**WORK TO DO**
Your answer should be a single number: the count of lines containing "滞期费已申报".

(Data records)
※
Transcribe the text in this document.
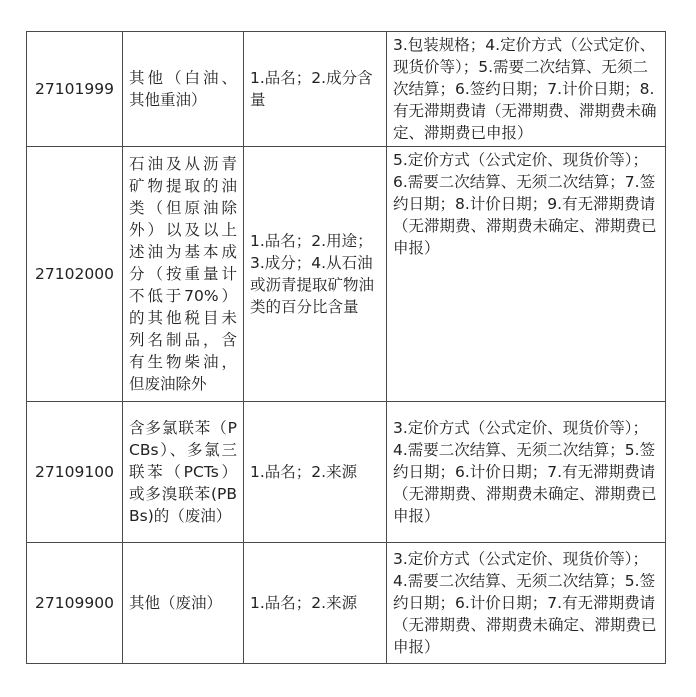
27101999	其他（白油、其他重油）	1.品名；2.成分含量	3.包装规格；4.定价方式（公式定价、现货价等）；5.需要二次结算、无须二次结算；6.签约日期；7.计价日期；8.有无滞期费请（无滞期费、滞期费未确定、滞期费已申报）
27102000	石油及从沥青矿物提取的油类（但原油除外）以及以上述油为基本成分（按重量计不低于70%）的其他税目未列名制品，含有生物柴油，但废油除外	1.品名；2.用途；3.成分；4.从石油或沥青提取矿物油类的百分比含量	5.定价方式（公式定价、现货价等）；6.需要二次结算、无须二次结算；7.签约日期；8.计价日期；9.有无滞期费请（无滞期费、滞期费未确定、滞期费已申报）
27109100	含多氯联苯（PCBs）、多氯三联苯（PCTs）或多溴联苯(PBBs)的（废油）	1.品名；2.来源	3.定价方式（公式定价、现货价等）；4.需要二次结算、无须二次结算；5.签约日期；6.计价日期；7.有无滞期费请（无滞期费、滞期费未确定、滞期费已申报）
27109900	其他（废油）	1.品名；2.来源	3.定价方式（公式定价、现货价等）；4.需要二次结算、无须二次结算；5.签约日期；6.计价日期；7.有无滞期费请（无滞期费、滞期费未确定、滞期费已申报）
※
**RESPONSE FOR THIS EXERCISE**
4